### Stated task
Identify the line with "Read this page and output its text content."; copy word for word that line and every one after it, to the end of the listing. Exclude pictures.
☆ ☆ ☆
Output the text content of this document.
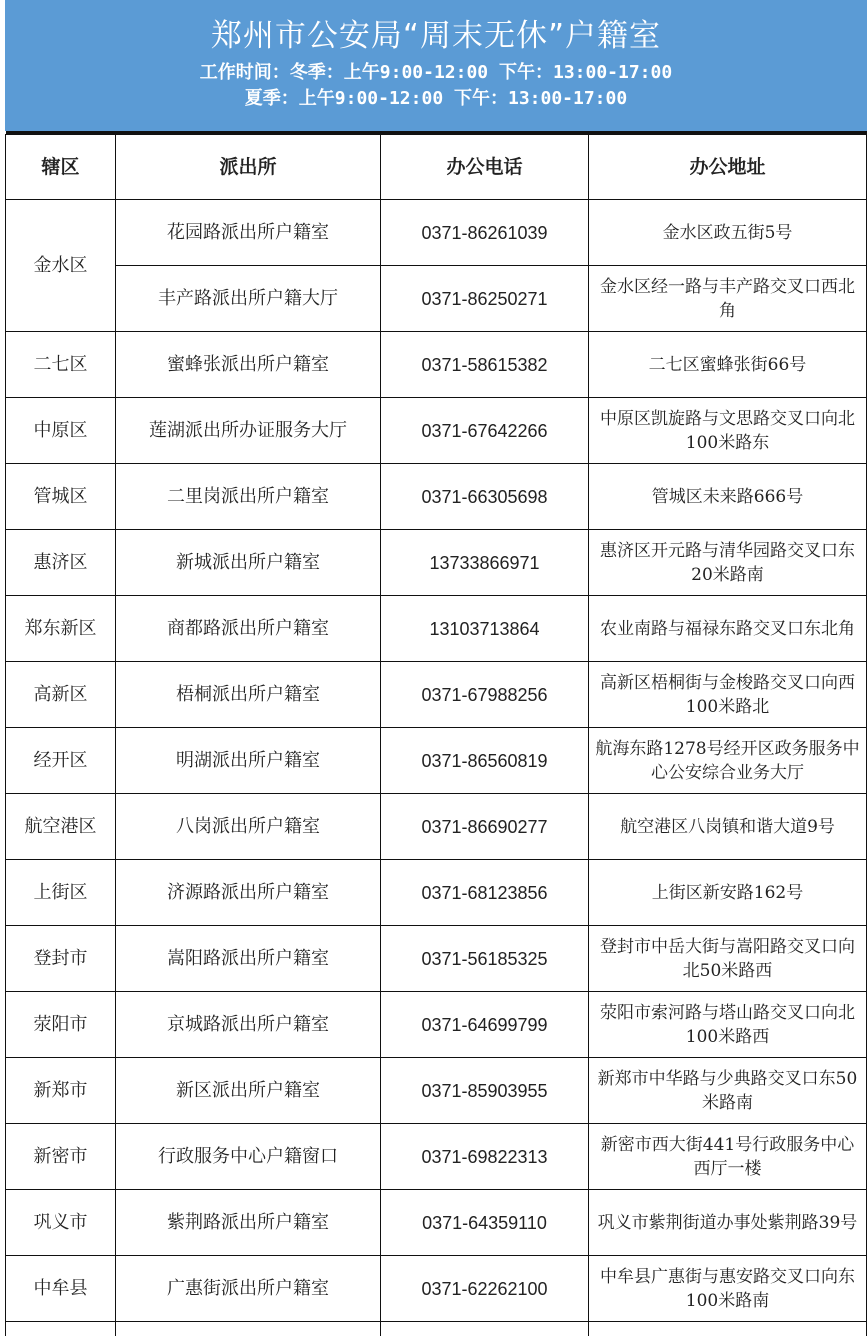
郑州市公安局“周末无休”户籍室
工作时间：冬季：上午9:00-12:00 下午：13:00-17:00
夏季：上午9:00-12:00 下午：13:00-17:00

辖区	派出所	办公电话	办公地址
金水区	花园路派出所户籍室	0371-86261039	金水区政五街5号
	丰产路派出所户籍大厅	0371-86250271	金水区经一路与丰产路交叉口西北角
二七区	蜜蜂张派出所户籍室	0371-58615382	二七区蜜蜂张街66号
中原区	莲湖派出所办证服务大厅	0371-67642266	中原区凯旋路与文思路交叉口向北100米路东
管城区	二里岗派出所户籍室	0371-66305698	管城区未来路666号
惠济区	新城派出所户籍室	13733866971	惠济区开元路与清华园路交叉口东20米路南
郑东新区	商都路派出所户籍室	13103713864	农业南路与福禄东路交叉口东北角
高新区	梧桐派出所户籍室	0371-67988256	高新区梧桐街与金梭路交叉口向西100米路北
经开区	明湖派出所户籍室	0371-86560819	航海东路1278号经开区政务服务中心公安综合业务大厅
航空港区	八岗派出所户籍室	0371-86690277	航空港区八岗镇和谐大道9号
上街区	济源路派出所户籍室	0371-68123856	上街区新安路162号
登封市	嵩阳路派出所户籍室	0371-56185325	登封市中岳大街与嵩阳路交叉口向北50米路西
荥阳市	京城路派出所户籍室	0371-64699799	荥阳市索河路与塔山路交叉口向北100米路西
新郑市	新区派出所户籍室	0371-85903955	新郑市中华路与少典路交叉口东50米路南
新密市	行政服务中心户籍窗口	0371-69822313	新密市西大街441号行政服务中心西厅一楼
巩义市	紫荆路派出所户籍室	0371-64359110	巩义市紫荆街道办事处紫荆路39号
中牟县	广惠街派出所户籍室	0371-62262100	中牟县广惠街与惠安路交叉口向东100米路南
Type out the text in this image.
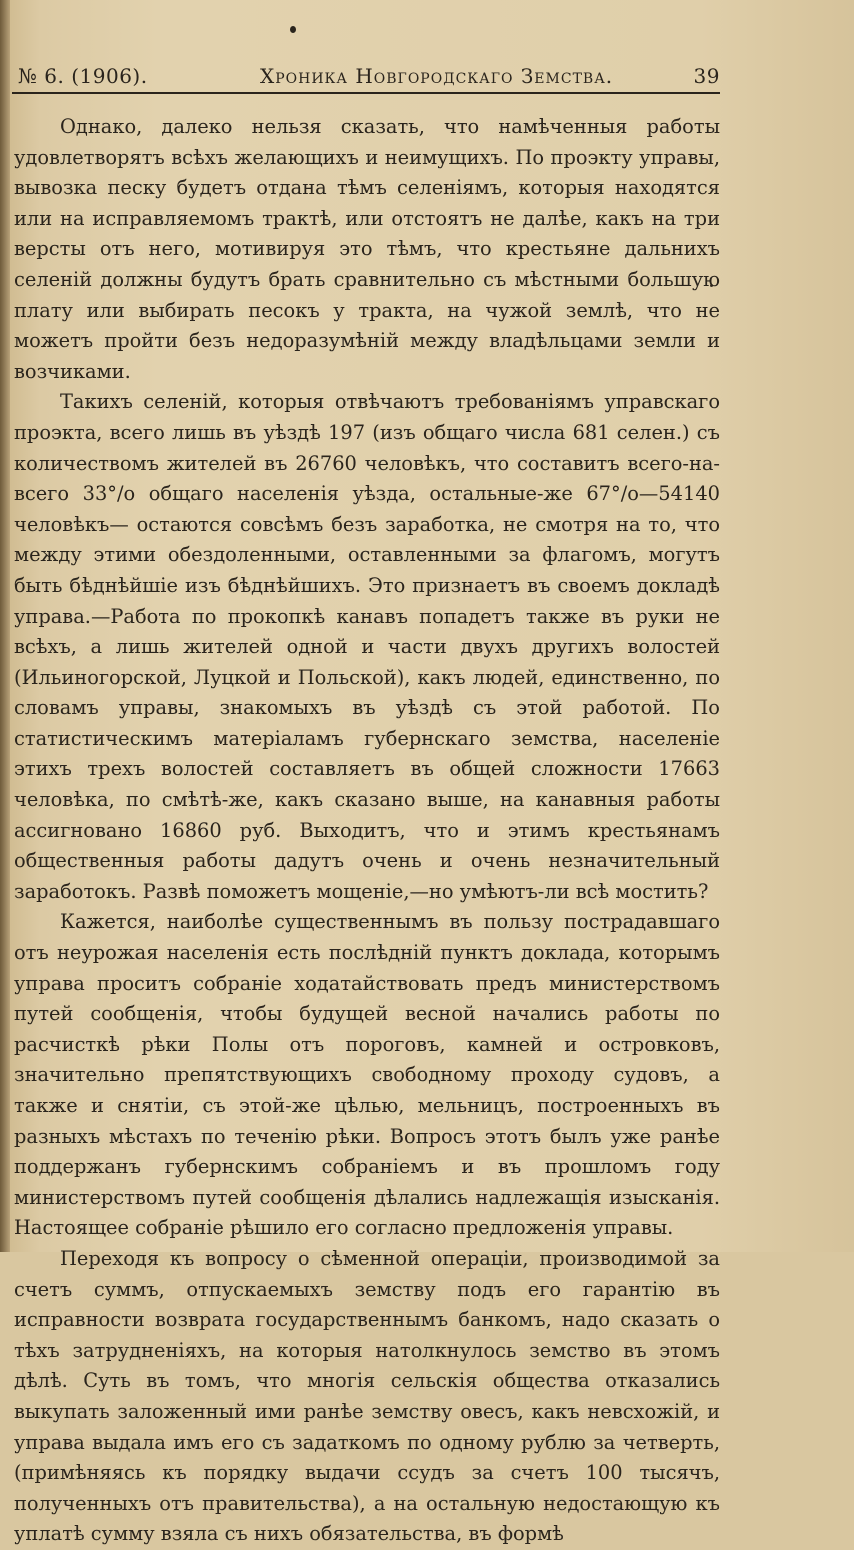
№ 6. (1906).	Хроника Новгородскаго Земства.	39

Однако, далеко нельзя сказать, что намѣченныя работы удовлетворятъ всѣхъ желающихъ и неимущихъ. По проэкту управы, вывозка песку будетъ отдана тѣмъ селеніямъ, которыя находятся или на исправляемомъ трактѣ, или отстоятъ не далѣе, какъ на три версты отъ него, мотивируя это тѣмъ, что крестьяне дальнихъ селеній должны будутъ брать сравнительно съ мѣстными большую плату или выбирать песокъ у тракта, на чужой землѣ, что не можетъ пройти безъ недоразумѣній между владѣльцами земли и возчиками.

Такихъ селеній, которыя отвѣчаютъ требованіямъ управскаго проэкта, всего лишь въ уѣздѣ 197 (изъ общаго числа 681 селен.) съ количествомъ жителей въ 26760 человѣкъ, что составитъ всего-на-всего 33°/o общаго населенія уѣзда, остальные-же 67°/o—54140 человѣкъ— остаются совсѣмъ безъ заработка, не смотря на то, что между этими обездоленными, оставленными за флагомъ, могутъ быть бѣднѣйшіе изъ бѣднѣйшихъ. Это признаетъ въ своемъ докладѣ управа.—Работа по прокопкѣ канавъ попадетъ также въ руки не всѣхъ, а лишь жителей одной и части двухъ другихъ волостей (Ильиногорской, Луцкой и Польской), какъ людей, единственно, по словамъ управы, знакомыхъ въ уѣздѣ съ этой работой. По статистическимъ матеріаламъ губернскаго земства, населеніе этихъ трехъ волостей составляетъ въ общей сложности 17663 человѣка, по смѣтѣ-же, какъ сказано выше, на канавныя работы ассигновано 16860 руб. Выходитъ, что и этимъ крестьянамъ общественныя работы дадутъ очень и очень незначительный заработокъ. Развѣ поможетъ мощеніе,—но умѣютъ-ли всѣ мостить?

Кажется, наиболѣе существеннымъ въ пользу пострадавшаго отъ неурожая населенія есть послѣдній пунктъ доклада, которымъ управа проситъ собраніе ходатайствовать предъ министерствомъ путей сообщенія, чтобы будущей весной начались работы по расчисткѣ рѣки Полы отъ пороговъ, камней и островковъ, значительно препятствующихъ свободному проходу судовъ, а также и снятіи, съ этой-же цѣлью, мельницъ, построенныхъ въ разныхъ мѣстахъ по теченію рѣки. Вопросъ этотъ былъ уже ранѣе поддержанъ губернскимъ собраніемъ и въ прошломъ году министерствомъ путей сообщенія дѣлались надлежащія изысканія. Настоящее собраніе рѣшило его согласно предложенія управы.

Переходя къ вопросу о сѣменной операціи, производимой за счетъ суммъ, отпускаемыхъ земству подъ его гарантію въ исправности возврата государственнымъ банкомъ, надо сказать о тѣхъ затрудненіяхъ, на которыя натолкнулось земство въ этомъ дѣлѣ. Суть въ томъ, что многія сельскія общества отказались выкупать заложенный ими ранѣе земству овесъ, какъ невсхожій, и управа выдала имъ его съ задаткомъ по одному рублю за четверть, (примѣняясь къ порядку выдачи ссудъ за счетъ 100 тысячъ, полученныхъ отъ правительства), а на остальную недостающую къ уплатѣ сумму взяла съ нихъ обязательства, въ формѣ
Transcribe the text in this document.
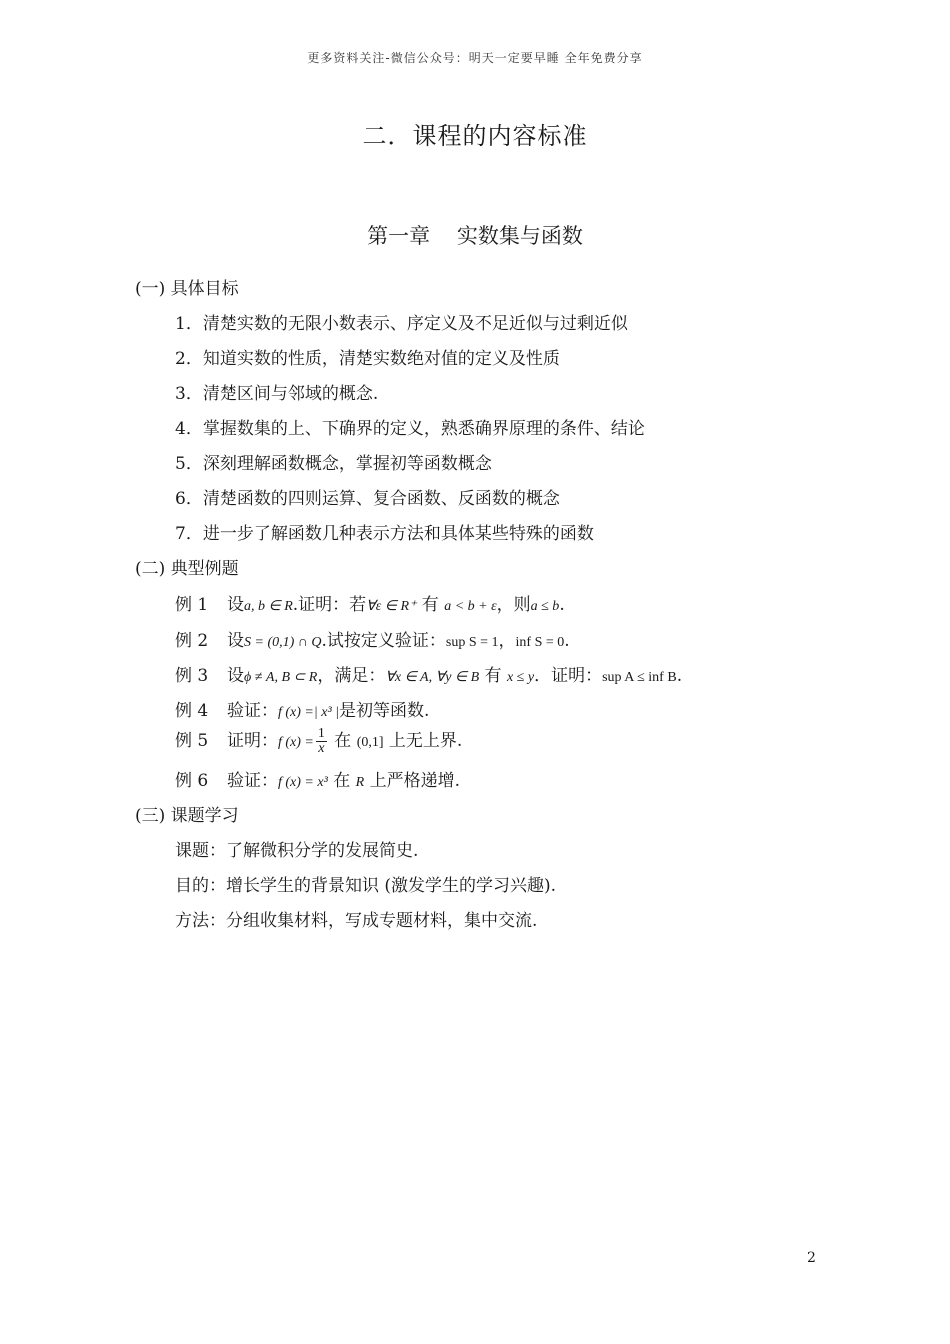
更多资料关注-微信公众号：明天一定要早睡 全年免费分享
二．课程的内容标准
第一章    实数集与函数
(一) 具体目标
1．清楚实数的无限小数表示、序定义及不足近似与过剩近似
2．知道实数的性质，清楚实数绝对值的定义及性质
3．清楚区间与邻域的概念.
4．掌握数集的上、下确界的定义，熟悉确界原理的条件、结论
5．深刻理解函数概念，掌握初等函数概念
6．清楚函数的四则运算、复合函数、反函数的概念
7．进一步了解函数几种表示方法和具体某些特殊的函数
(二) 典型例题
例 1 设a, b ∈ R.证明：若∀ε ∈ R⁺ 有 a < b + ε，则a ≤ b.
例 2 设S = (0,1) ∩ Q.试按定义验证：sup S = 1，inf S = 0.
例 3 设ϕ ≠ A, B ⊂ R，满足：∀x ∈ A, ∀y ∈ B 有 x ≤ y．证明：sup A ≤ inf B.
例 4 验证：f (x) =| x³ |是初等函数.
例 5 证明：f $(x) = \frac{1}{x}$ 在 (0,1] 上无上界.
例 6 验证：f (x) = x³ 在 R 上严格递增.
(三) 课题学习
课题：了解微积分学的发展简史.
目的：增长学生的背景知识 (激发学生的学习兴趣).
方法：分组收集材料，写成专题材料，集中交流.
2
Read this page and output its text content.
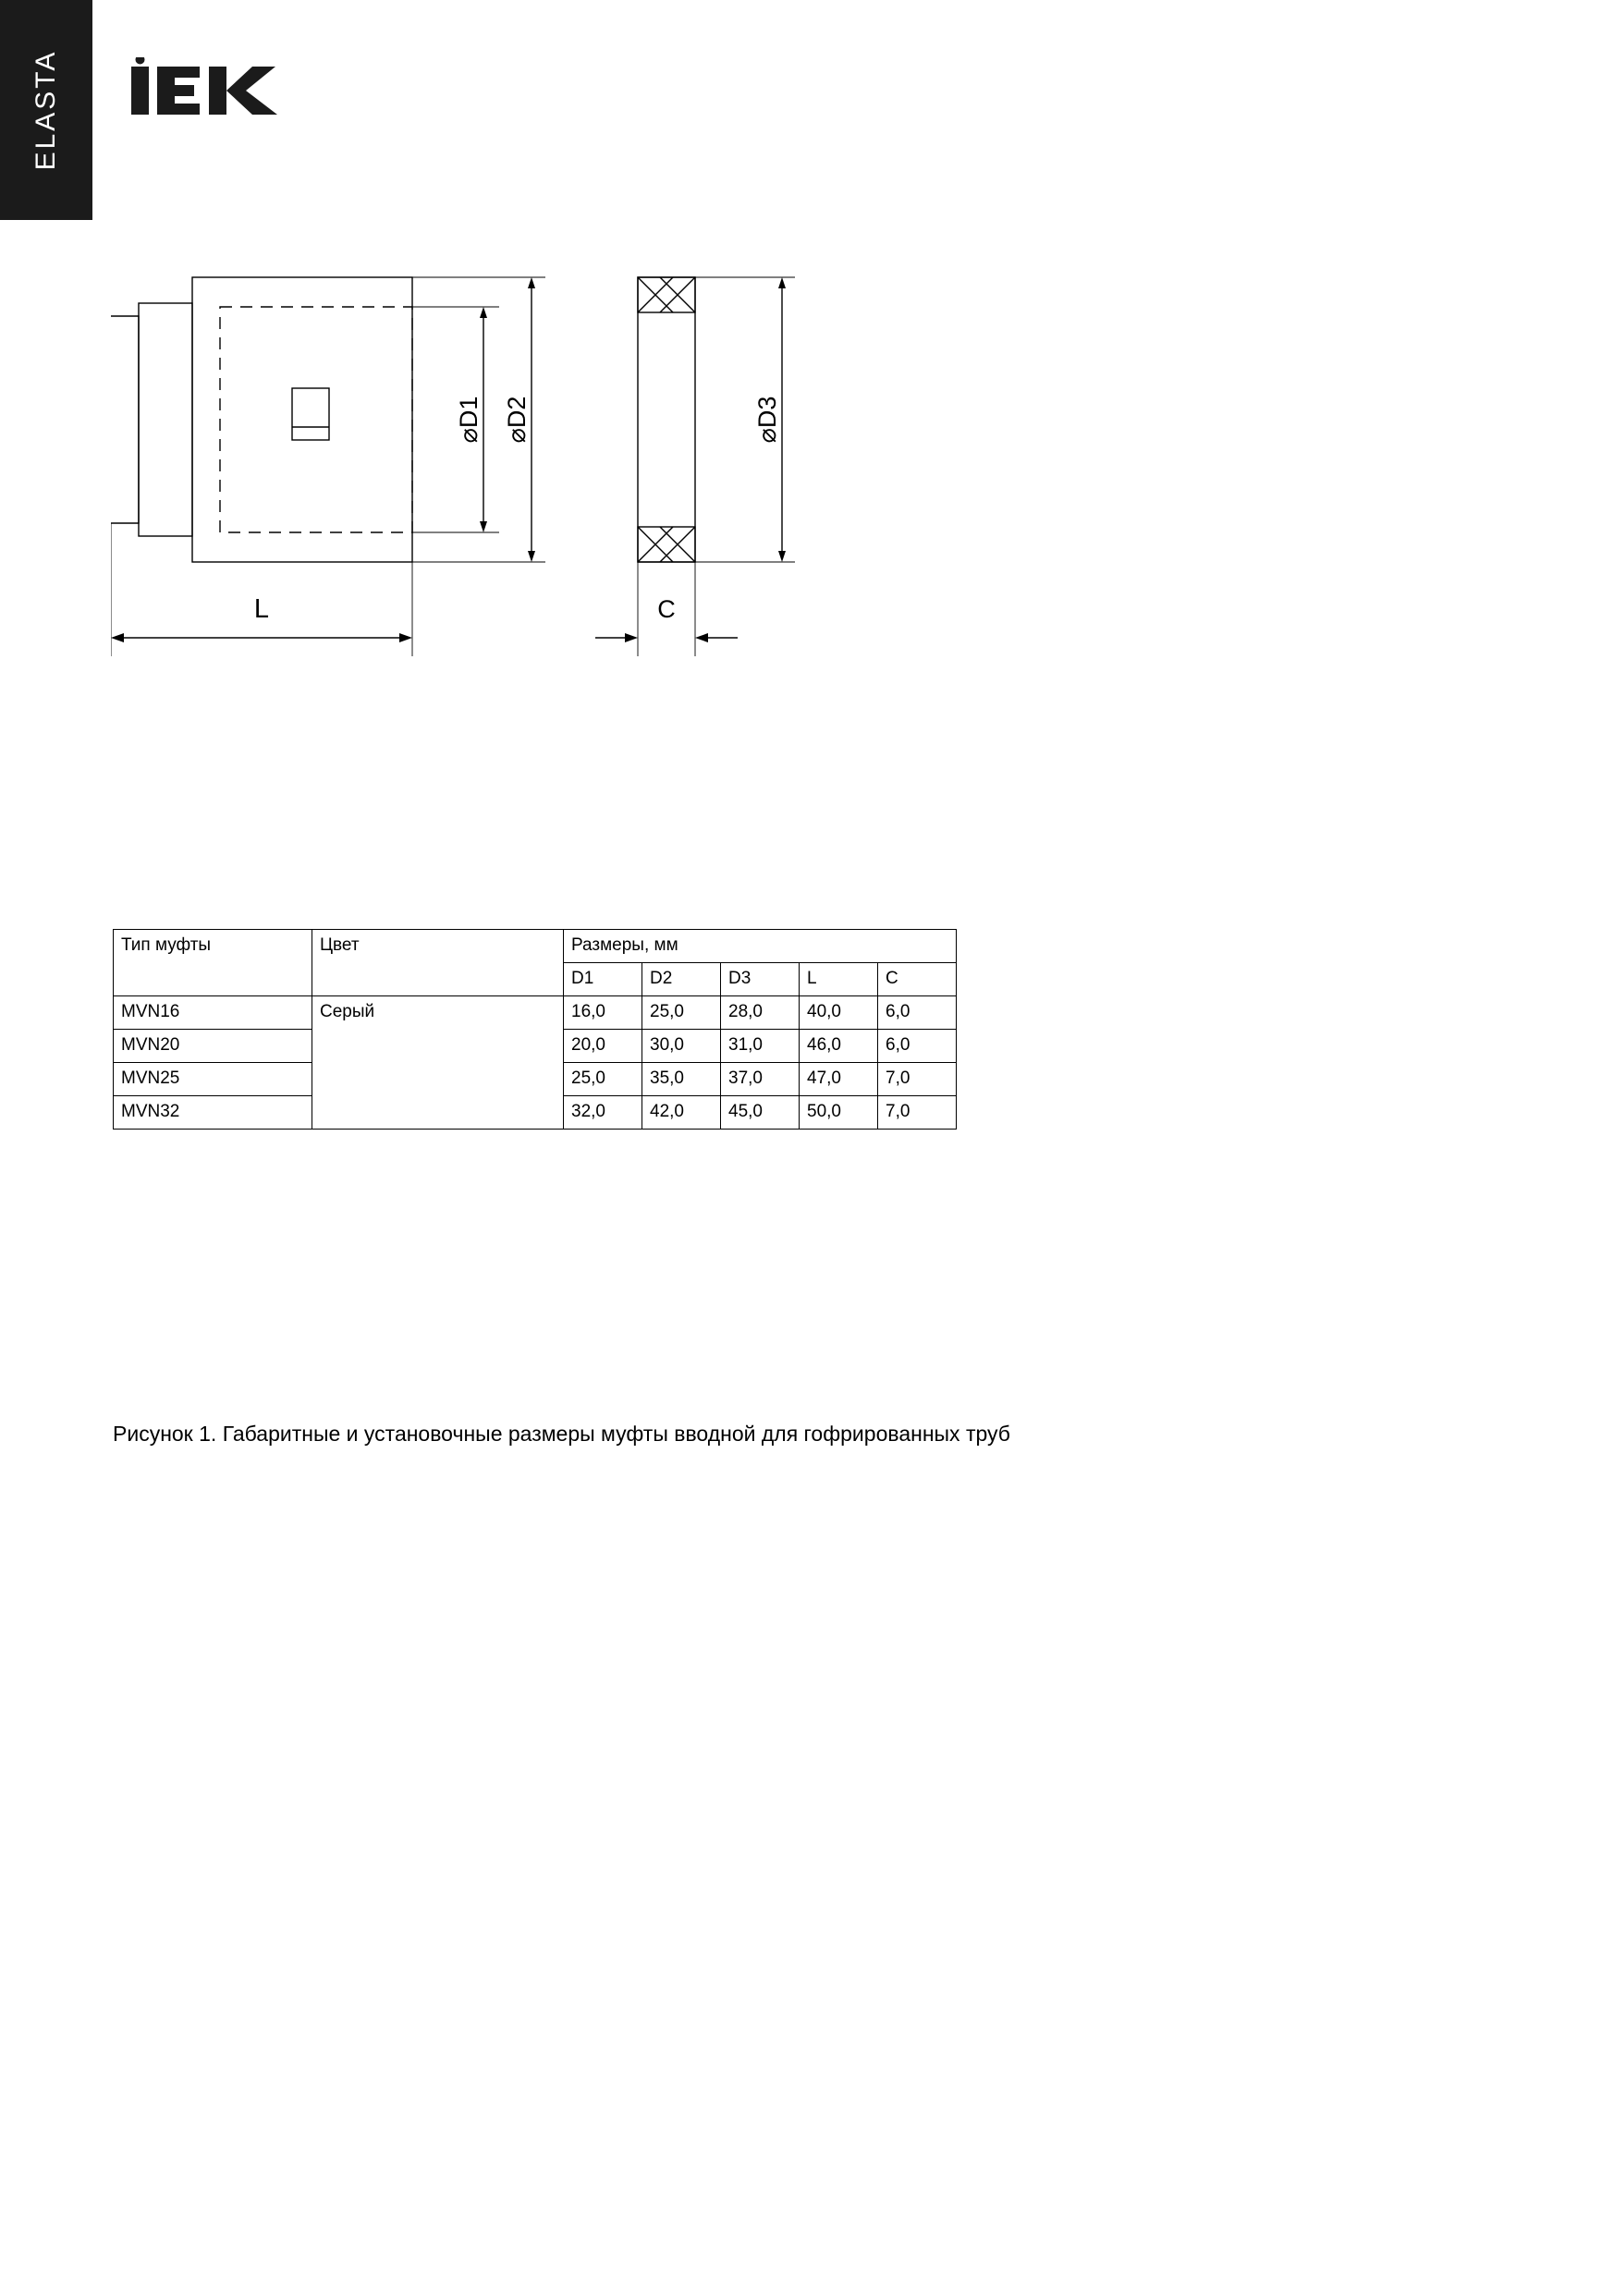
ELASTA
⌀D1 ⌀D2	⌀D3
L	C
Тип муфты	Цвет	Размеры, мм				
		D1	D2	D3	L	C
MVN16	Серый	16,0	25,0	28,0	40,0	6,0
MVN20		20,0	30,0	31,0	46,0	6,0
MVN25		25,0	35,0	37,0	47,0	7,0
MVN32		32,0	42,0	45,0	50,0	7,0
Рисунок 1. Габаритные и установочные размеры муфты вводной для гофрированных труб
☆ ☆ ☆
### Worked answer
Read this page and output its text content.
ELASTA
⌀D1 ⌀D2	⌀D3
L	C
Тип муфты	Цвет	Размеры, мм				
		D1	D2	D3	L	C
MVN16	Серый	16,0	25,0	28,0	40,0	6,0
MVN20		20,0	30,0	31,0	46,0	6,0
MVN25		25,0	35,0	37,0	47,0	7,0
MVN32		32,0	42,0	45,0	50,0	7,0
Рисунок 1. Габаритные и установочные размеры муфты вводной для гофрированных труб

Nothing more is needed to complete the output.